* [Directions]
Output all of the entries exactly as written.

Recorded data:
* start *
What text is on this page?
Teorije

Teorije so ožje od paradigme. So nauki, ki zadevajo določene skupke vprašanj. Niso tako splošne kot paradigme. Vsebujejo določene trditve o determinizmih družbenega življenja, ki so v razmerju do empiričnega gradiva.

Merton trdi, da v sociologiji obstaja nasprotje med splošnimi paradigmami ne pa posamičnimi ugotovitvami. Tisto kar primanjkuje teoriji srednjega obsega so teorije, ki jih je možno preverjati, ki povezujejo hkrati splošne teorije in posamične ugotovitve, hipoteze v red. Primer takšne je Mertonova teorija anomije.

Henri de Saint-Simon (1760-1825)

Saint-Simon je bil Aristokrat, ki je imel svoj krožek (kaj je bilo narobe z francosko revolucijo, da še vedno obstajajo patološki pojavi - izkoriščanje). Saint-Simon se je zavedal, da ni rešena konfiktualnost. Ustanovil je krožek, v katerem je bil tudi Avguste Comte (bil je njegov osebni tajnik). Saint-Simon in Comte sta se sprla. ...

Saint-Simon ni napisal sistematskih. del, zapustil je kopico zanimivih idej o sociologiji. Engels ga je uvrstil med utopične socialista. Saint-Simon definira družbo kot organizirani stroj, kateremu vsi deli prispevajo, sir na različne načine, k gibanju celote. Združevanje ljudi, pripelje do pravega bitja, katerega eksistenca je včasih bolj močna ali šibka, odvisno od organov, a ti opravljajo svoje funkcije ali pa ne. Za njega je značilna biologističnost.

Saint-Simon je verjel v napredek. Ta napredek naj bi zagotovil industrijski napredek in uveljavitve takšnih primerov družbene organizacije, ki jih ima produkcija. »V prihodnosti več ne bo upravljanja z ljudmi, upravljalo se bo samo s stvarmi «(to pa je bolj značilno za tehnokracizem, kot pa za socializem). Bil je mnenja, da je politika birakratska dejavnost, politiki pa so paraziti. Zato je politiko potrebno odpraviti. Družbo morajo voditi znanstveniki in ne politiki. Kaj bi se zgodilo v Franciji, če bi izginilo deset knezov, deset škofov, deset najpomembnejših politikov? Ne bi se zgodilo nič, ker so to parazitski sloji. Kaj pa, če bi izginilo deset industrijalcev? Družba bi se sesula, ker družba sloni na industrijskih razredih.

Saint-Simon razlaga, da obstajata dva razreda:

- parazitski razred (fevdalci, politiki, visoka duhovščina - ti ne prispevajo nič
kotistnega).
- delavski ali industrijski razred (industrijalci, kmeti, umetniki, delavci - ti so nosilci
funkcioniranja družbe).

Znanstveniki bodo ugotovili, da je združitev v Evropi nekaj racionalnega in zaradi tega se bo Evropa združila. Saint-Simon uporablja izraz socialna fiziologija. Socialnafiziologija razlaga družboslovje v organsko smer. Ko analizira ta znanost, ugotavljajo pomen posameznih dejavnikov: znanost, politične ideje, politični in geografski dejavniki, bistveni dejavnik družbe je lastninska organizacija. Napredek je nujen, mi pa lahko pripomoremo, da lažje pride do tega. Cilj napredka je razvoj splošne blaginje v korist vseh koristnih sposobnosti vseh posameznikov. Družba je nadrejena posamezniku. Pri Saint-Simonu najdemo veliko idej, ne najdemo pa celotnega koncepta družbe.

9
* end *
* [Result for this exercise]
What text is on this page?
Teorije

Teorije so ožje od paradigme. So nauki, ki zadevajo določene skupke vprašanj. Niso tako splošne kot paradigme. Vsebujejo določene trditve o determinizmih družbenega življenja, ki so v razmerju do empiričnega gradiva.

Merton trdi, da v sociologiji obstaja nasprotje med splošnimi paradigmami ne pa posamičnimi ugotovitvami. Tisto kar primanjkuje teoriji srednjega obsega so teorije, ki jih je možno preverjati, ki povezujejo hkrati splošne teorije in posamične ugotovitve, hipoteze v red. Primer takšne je Mertonova teorija anomije.

Henri de Saint-Simon (1760-1825)

Saint-Simon je bil Aristokrat, ki je imel svoj krožek (kaj je bilo narobe z francosko revolucijo, da še vedno obstajajo patološki pojavi - izkoriščanje). Saint-Simon se je zavedal, da ni rešena konfiktualnost. Ustanovil je krožek, v katerem je bil tudi Avguste Comte (bil je njegov osebni tajnik). Saint-Simon in Comte sta se sprla. ...

Saint-Simon ni napisal sistematskih. del, zapustil je kopico zanimivih idej o sociologiji. Engels ga je uvrstil med utopične socialista. Saint-Simon definira družbo kot organizirani stroj, kateremu vsi deli prispevajo, sir na različne načine, k gibanju celote. Združevanje ljudi, pripelje do pravega bitja, katerega eksistenca je včasih bolj močna ali šibka, odvisno od organov, a ti opravljajo svoje funkcije ali pa ne. Za njega je značilna biologističnost.

Saint-Simon je verjel v napredek. Ta napredek naj bi zagotovil industrijski napredek in uveljavitve takšnih primerov družbene organizacije, ki jih ima produkcija. »V prihodnosti več ne bo upravljanja z ljudmi, upravljalo se bo samo s stvarmi «(to pa je bolj značilno za tehnokracizem, kot pa za socializem). Bil je mnenja, da je politika birakratska dejavnost, politiki pa so paraziti. Zato je politiko potrebno odpraviti. Družbo morajo voditi znanstveniki in ne politiki. Kaj bi se zgodilo v Franciji, če bi izginilo deset knezov, deset škofov, deset najpomembnejših politikov? Ne bi se zgodilo nič, ker so to parazitski sloji. Kaj pa, če bi izginilo deset industrijalcev? Družba bi se sesula, ker družba sloni na industrijskih razredih.

Saint-Simon razlaga, da obstajata dva razreda:

- parazitski razred (fevdalci, politiki, visoka duhovščina - ti ne prispevajo nič
kotistnega).
- delavski ali industrijski razred (industrijalci, kmeti, umetniki, delavci - ti so nosilci
funkcioniranja družbe).

Znanstveniki bodo ugotovili, da je združitev v Evropi nekaj racionalnega in zaradi tega se bo Evropa združila. Saint-Simon uporablja izraz socialna fiziologija. Socialnafiziologija razlaga družboslovje v organsko smer. Ko analizira ta znanost, ugotavljajo pomen posameznih dejavnikov: znanost, politične ideje, politični in geografski dejavniki, bistveni dejavnik družbe je lastninska organizacija. Napredek je nujen, mi pa lahko pripomoremo, da lažje pride do tega. Cilj napredka je razvoj splošne blaginje v korist vseh koristnih sposobnosti vseh posameznikov. Družba je nadrejena posamezniku. Pri Saint-Simonu najdemo veliko idej, ne najdemo pa celotnega koncepta družbe.

9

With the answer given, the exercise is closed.